Stated problem
Filter the listing below, copying every line in which the word "structured" appears.

Supplied material
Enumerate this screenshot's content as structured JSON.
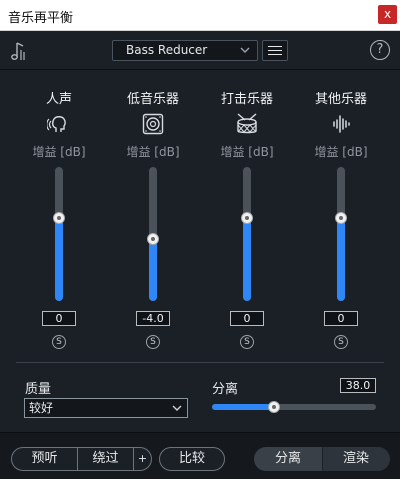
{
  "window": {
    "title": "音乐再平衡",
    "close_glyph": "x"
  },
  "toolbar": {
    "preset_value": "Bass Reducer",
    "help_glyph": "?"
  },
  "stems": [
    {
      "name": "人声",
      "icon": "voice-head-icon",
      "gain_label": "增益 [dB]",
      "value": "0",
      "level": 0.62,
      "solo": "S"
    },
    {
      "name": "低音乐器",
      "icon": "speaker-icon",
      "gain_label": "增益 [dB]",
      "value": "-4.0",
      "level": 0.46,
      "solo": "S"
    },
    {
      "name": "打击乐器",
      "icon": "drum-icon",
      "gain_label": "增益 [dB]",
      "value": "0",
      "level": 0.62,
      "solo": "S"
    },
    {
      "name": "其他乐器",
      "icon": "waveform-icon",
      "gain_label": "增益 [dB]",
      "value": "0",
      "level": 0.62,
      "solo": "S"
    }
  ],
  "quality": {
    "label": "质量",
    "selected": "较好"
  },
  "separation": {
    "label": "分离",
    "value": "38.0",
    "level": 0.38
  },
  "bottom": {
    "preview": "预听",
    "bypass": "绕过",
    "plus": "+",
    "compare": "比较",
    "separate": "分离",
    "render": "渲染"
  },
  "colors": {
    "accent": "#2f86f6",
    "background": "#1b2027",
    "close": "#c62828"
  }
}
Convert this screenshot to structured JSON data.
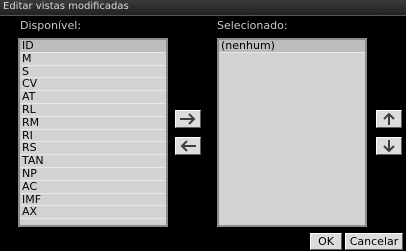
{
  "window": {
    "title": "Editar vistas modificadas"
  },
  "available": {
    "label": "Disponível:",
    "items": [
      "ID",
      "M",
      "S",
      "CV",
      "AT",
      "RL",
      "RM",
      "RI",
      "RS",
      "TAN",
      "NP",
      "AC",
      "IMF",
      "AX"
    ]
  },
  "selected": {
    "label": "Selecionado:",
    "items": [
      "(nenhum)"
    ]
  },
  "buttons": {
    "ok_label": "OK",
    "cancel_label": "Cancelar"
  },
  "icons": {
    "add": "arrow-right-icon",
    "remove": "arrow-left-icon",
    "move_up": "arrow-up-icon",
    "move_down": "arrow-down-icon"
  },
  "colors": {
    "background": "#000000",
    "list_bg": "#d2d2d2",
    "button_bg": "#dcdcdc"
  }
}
---
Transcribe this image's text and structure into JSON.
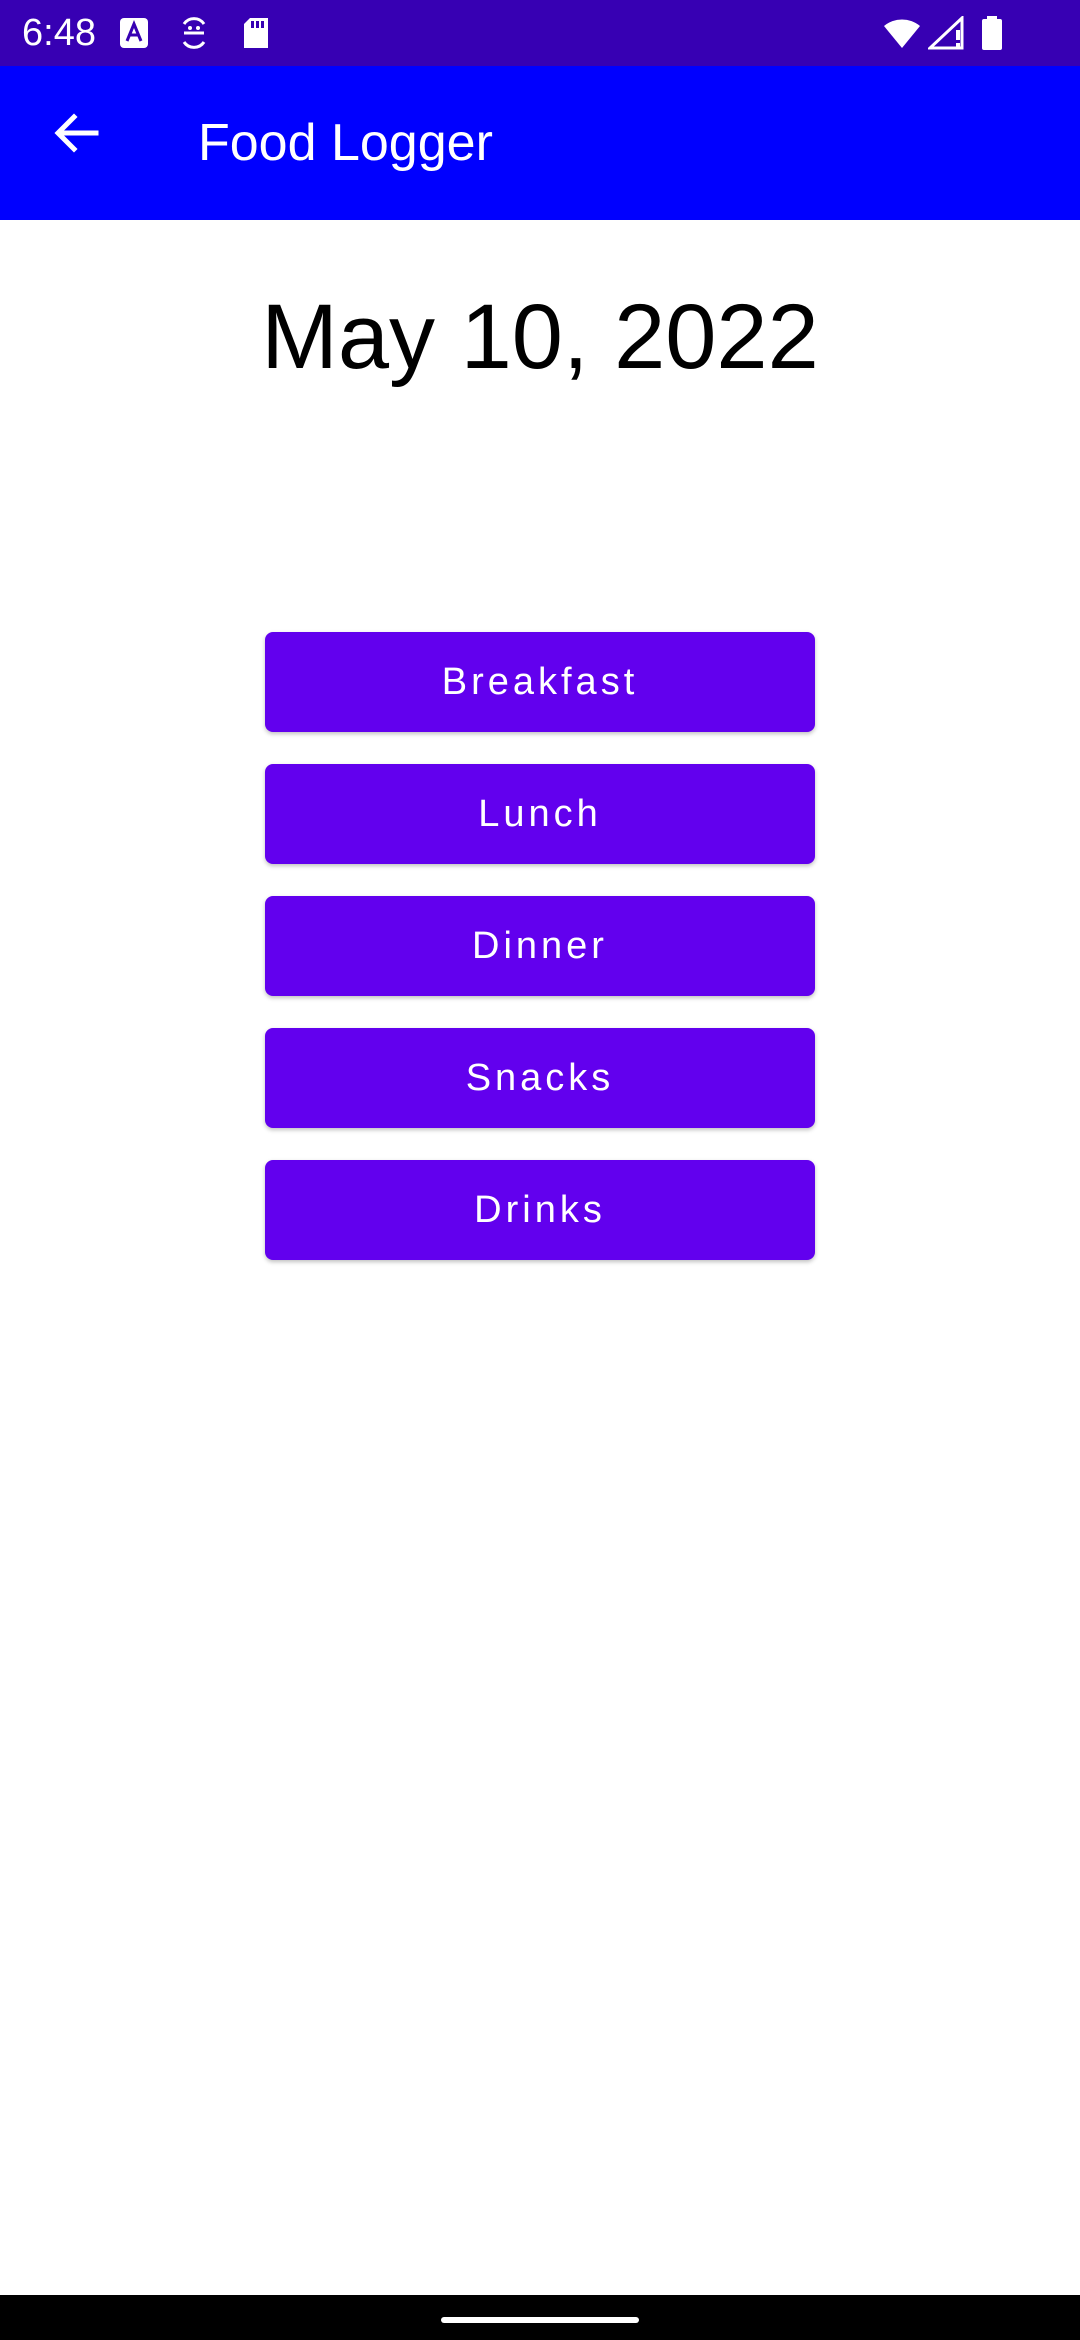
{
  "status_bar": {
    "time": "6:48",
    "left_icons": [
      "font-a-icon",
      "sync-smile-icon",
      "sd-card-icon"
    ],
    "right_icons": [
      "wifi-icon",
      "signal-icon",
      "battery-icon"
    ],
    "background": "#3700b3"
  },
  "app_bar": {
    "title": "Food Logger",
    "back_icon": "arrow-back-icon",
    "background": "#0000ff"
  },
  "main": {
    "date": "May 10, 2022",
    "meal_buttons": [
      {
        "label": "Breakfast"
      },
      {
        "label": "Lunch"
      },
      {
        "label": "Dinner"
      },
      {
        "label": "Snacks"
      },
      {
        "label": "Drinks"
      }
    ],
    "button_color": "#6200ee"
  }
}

The response
Enumerate this screenshot's content as structured JSON.
Convert this screenshot to structured JSON data.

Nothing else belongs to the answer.